Personal information
- Full name: Brianna Alexis Smalls Pinto
- Date of birth: May 24, 2000 (age 26)
- Place of birth: New Haven, Connecticut, United States
- Height: 5 ft 5 in (1.65 m)
- Positions: Midfielder; forward;

Team information
- Current team: Chicago Stars
- Number: 10

Youth career
- Triangle United
- Triangle Futbol Club
- 2014–17: CASL ECNL
- 2018: NTH Tophat

College career
- Years: Team / Apps / (Gls)
- 2018–2021: North Carolina Tar Heels / 65 / (23)

Senior career*
- Years: Team / Apps / (Gls)
- 2021: NJ/NY Gotham FC / 10 / (0)
- 2022–2025: North Carolina Courage / 71 / (8)
- 2026–: Chicago Stars / 0 / (0)

International career^{‡}
- 2015–2016: United States U-17 / 3 / (0)
- 2017–2020: United States U-20 / 29 / (12)

= Brianna Pinto =

American soccer player (born 2000)

Brianna Alexis Smalls Pinto (born May 24, 2000) is an American professional soccer player who plays as a midfielder or forward for Chicago Stars FC of the National Women's Soccer League (NWSL).
= = = = =
What is needed:
Answer from the Brianna Pinto profile:
(a) Where was she born?
(b) How many appearances and goals does it list for her with the North Carolina Tar Heels?
(c) What number does she wear for her current team?
Rely only on the profile above.
= = = = =
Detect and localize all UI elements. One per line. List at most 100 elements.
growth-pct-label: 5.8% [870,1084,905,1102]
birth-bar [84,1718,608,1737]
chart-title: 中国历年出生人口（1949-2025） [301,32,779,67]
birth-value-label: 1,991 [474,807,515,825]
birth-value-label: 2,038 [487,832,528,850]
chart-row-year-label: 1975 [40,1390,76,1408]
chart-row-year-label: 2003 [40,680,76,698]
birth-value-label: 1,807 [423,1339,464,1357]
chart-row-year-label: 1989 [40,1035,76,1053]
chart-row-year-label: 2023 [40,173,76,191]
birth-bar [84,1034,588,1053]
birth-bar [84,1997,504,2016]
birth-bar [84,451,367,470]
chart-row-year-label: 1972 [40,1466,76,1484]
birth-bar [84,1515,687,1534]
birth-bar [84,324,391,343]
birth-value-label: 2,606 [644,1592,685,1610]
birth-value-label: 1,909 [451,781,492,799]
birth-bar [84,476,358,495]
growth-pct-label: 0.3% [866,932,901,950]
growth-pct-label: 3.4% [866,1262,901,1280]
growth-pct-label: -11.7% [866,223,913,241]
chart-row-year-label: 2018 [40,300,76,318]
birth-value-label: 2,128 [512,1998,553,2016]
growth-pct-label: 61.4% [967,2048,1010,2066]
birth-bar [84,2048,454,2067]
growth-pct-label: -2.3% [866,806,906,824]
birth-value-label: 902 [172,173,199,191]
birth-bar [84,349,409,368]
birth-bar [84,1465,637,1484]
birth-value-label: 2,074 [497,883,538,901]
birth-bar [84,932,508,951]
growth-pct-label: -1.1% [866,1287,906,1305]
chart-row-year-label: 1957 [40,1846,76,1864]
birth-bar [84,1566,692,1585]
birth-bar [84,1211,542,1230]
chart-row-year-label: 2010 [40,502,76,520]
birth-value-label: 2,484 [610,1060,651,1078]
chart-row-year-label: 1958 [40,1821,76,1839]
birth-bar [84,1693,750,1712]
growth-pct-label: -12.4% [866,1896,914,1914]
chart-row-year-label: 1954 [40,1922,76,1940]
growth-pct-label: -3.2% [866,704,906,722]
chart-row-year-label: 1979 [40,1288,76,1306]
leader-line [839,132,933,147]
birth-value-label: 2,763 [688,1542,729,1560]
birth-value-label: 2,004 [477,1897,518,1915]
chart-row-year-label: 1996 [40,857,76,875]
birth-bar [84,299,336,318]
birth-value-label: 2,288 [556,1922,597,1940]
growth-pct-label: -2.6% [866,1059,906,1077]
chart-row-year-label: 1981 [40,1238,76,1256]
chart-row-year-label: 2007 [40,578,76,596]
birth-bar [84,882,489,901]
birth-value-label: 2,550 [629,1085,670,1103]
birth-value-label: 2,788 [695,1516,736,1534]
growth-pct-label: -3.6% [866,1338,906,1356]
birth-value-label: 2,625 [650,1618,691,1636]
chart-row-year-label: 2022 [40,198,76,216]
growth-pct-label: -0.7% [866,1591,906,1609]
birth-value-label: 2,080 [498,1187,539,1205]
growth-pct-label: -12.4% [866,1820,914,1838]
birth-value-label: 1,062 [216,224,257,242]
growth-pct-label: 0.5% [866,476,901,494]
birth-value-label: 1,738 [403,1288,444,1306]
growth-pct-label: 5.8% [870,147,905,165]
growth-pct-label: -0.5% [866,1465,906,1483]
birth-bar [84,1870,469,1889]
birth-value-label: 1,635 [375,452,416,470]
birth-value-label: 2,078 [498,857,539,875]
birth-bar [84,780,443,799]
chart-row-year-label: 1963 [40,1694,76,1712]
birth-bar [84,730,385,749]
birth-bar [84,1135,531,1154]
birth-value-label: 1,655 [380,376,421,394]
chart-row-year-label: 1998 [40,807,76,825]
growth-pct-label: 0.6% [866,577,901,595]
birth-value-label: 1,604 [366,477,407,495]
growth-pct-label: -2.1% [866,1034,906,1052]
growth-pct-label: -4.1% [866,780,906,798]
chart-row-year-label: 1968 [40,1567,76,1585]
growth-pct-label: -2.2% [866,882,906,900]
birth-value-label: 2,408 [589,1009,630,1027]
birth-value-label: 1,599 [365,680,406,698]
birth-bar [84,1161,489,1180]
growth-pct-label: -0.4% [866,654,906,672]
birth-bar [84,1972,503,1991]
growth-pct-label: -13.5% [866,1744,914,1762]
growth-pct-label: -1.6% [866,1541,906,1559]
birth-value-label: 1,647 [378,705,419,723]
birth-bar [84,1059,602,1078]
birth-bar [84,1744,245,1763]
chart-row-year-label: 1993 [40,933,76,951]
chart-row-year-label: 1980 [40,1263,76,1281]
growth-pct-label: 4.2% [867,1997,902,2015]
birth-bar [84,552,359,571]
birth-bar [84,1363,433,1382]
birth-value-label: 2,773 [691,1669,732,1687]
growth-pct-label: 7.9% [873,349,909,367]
= = = = =
Output of the exercise:
(a) New Haven, Connecticut, United States
(b) 65 appearances and 23 goals
(c) 10